• WRITTEN EXERCISE: In the entries below, find every line with "JSON" and copy it.

# ENTRIES PROVIDED start

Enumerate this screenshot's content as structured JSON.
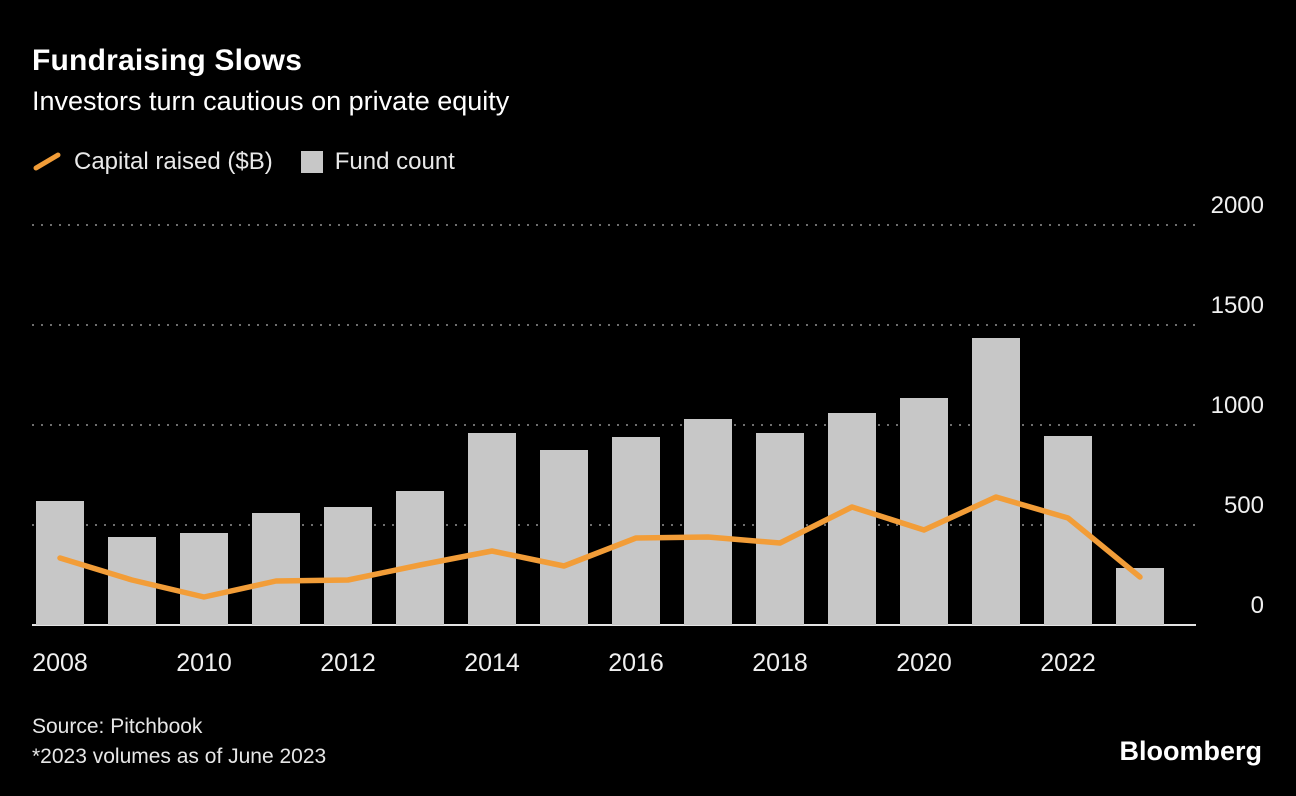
{
  "header": {
    "title": "Fundraising Slows",
    "subtitle": "Investors turn cautious on private equity"
  },
  "legend": {
    "line_label": "Capital raised ($B)",
    "bar_label": "Fund count"
  },
  "colors": {
    "line": "#f29d38",
    "bar": "#c7c7c7",
    "grid": "#6f6f6f",
    "axis": "#e3e3e3",
    "tick_text": "#f0f0f0",
    "background": "#000000"
  },
  "chart_data": {
    "type": "bar",
    "subtype": "bar+line combo",
    "categories": [
      "2008",
      "2009",
      "2010",
      "2011",
      "2012",
      "2013",
      "2014",
      "2015",
      "2016",
      "2017",
      "2018",
      "2019",
      "2020",
      "2021",
      "2022",
      "2023"
    ],
    "series": [
      {
        "name": "Fund count",
        "type": "bar",
        "color": "#c7c7c7",
        "values": [
          620,
          440,
          460,
          560,
          590,
          670,
          960,
          875,
          940,
          1030,
          960,
          1060,
          1135,
          1435,
          945,
          285
        ]
      },
      {
        "name": "Capital raised ($B)",
        "type": "line",
        "color": "#f29d38",
        "values": [
          335,
          225,
          140,
          220,
          225,
          300,
          370,
          295,
          435,
          440,
          410,
          590,
          475,
          640,
          535,
          240
        ]
      }
    ],
    "title": "Fundraising Slows",
    "xlabel": "",
    "ylabel": "",
    "ylim": [
      0,
      2000
    ],
    "yticks": [
      "0",
      "500",
      "1000",
      "1500",
      "2000"
    ],
    "xticks": [
      "2008",
      "2010",
      "2012",
      "2014",
      "2016",
      "2018",
      "2020",
      "2022"
    ],
    "grid": "horizontal dashed",
    "legend_position": "top-left",
    "y_axis_side": "right"
  },
  "footer": {
    "source": "Source: Pitchbook",
    "note": "*2023 volumes as of June 2023",
    "brand": "Bloomberg"
  }
}
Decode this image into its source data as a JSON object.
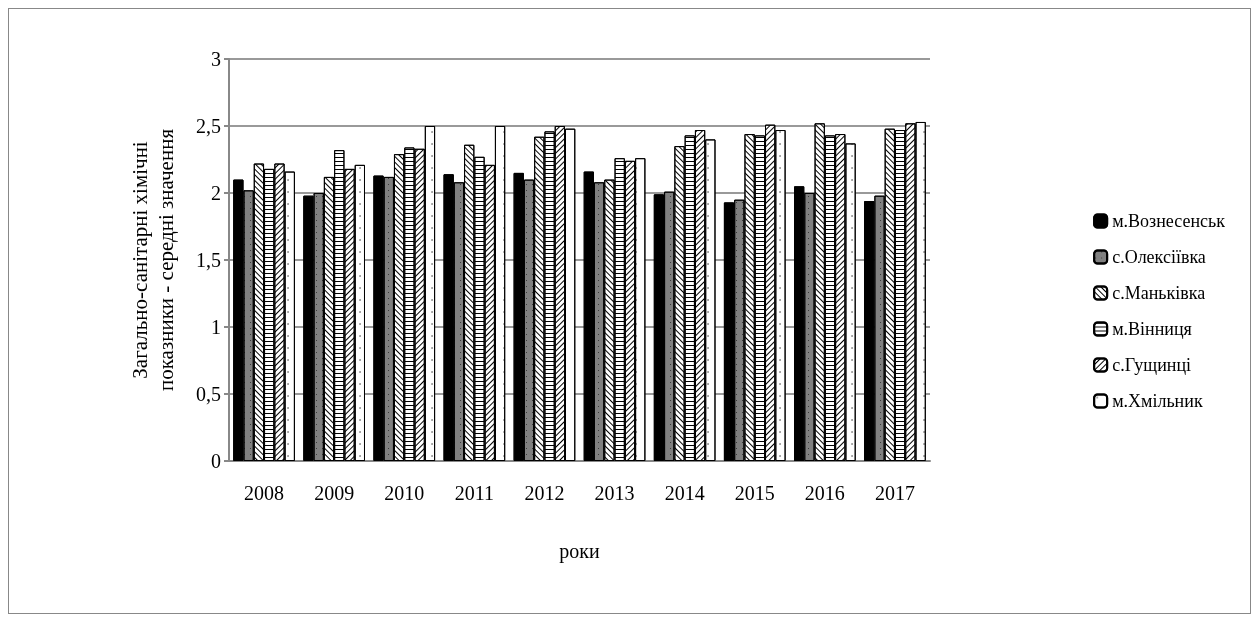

# ENTRIES PROVIDED end

• ANSWER TO THE EXERCISE:
Enumerate this screenshot's content as structured JSON.
Decode this image into its source data as a JSON object.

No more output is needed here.